= What to do =
Count every line in the data below where "symbol" occurs, then state that number and nothing more.

[Stored data]
------------

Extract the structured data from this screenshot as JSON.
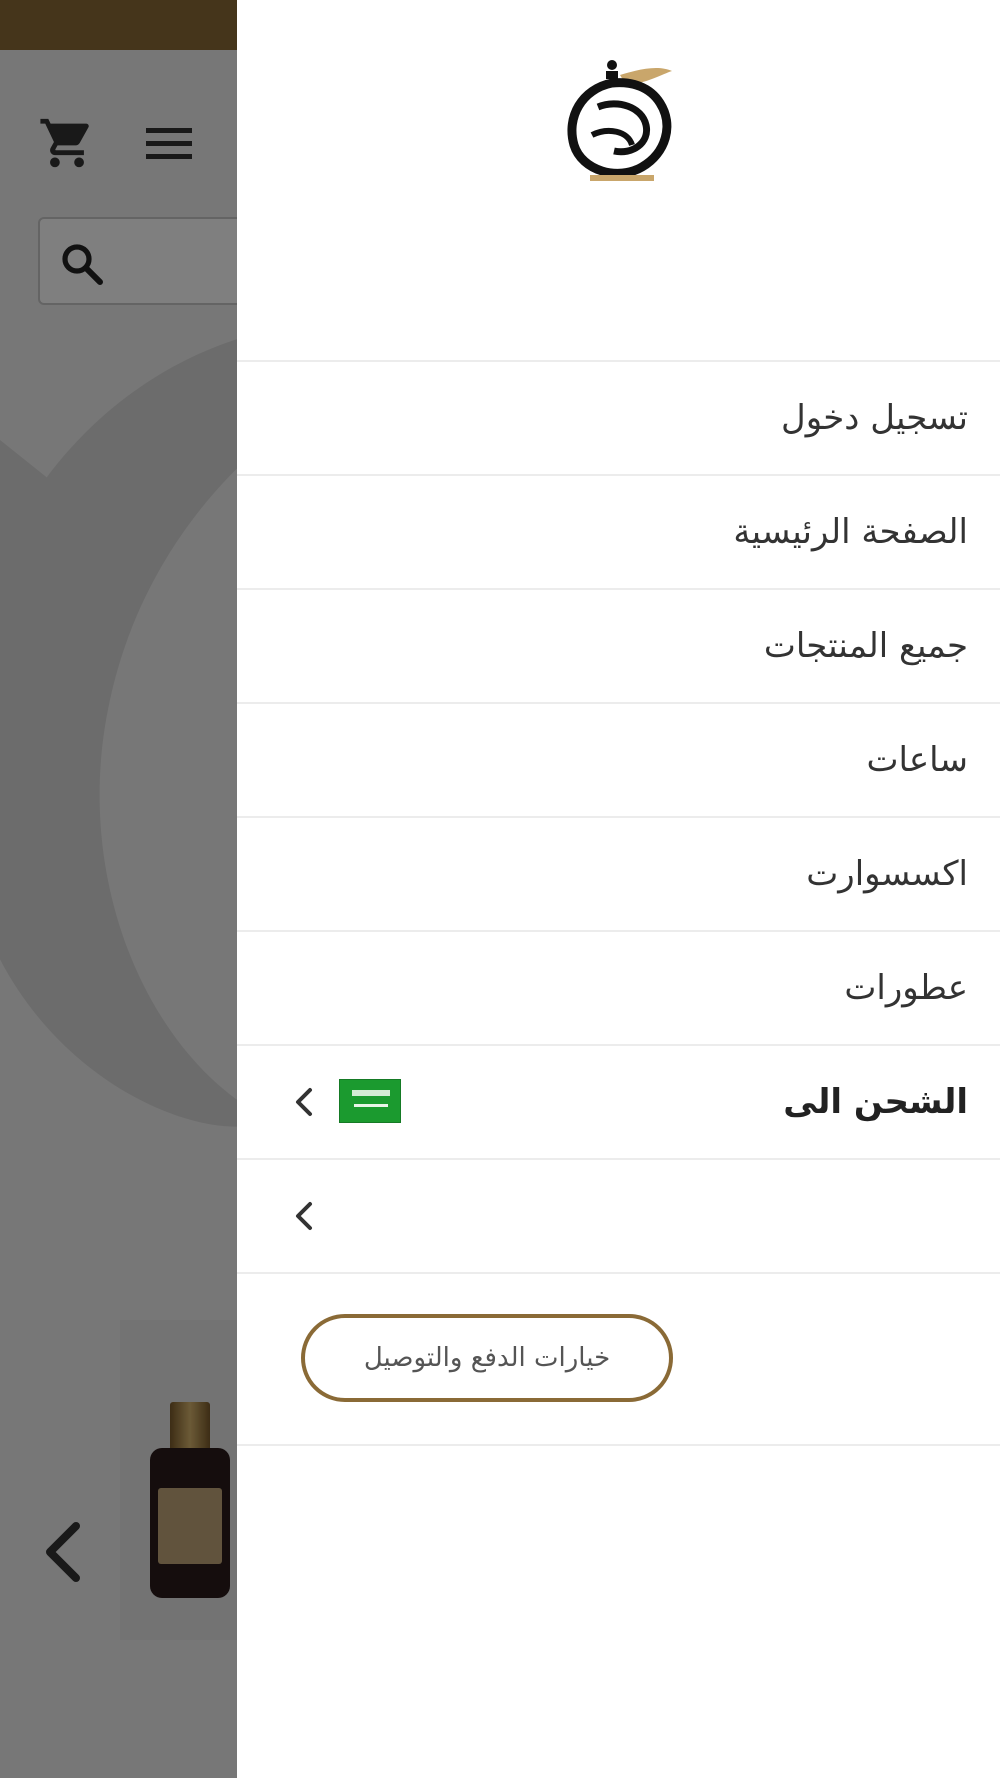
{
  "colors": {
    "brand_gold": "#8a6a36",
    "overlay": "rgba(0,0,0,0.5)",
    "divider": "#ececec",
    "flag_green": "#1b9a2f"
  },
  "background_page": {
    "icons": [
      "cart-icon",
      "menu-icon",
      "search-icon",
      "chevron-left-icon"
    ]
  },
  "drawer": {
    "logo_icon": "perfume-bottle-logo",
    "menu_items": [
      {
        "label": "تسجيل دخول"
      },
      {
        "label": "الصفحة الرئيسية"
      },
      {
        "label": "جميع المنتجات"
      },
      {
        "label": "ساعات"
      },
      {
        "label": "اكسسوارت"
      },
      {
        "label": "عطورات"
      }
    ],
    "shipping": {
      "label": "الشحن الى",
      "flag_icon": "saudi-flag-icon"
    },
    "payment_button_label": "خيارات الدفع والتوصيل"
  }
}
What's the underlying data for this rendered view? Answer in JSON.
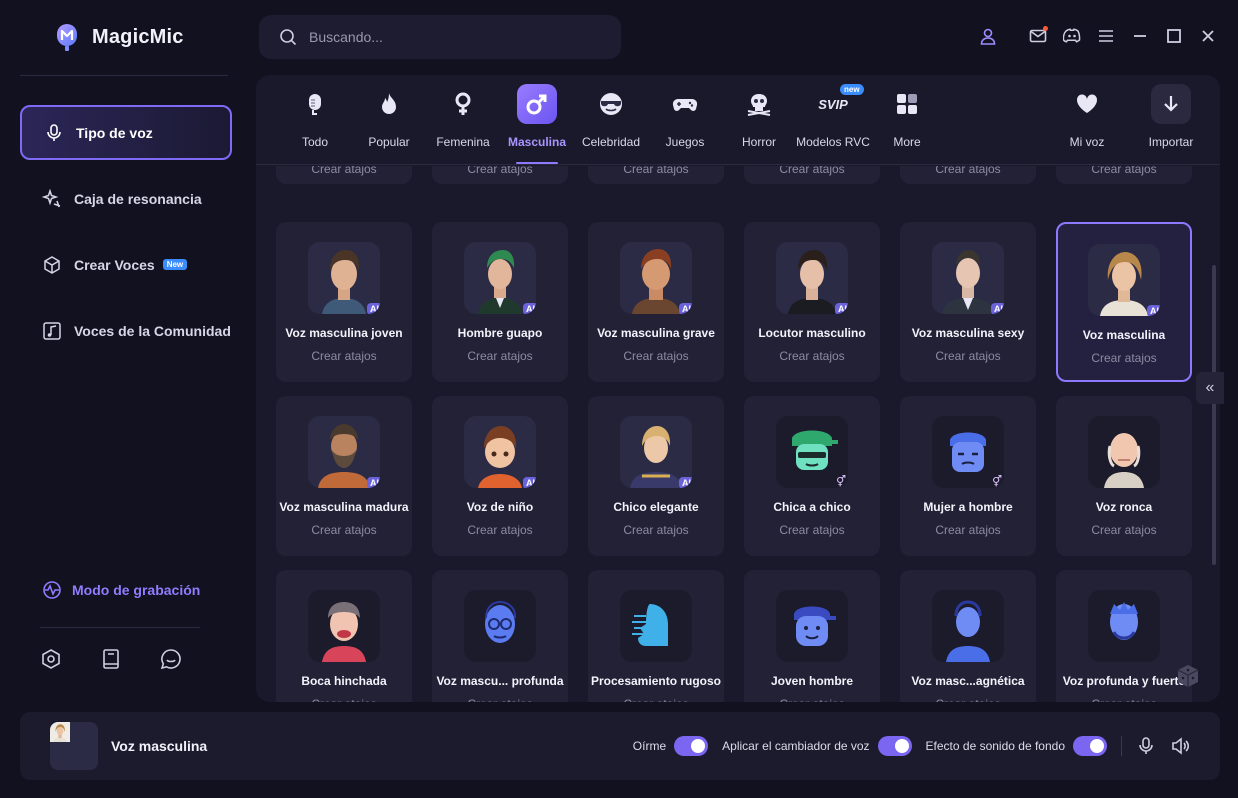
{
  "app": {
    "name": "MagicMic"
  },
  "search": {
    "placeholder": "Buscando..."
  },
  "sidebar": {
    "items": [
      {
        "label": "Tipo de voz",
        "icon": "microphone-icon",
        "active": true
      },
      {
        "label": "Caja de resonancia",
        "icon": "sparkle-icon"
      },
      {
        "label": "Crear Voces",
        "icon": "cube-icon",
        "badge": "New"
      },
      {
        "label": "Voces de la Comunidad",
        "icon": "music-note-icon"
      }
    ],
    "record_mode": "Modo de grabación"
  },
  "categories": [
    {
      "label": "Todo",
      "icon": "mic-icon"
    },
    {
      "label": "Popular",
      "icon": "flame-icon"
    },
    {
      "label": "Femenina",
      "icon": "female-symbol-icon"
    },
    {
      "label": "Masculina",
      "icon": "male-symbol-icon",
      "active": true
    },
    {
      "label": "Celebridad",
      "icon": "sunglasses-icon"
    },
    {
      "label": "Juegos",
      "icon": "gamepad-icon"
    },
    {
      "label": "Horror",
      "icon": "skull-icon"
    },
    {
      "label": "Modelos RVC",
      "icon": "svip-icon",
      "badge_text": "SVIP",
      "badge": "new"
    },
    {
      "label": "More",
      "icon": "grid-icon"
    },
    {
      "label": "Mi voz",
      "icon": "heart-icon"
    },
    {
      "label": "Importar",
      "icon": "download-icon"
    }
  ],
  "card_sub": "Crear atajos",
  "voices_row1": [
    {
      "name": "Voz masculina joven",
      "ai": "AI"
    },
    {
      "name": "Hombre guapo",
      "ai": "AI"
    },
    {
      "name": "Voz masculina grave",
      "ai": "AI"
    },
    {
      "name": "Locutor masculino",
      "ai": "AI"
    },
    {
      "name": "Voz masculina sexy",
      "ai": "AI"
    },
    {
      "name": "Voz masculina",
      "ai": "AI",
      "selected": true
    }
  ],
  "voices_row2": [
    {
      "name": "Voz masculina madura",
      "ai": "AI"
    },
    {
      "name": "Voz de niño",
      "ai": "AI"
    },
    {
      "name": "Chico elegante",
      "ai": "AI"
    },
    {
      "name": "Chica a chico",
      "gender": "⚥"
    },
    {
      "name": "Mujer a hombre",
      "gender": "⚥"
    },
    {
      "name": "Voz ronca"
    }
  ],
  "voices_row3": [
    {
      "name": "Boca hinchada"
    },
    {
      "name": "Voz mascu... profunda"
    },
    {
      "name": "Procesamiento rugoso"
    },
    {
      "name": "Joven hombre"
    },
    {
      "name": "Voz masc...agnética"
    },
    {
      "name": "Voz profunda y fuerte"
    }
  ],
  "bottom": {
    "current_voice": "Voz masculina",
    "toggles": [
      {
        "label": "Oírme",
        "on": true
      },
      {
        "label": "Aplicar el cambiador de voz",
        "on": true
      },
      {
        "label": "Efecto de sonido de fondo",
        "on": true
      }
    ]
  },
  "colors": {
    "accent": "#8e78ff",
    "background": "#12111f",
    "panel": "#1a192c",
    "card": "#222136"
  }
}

------------

= Written solution =
2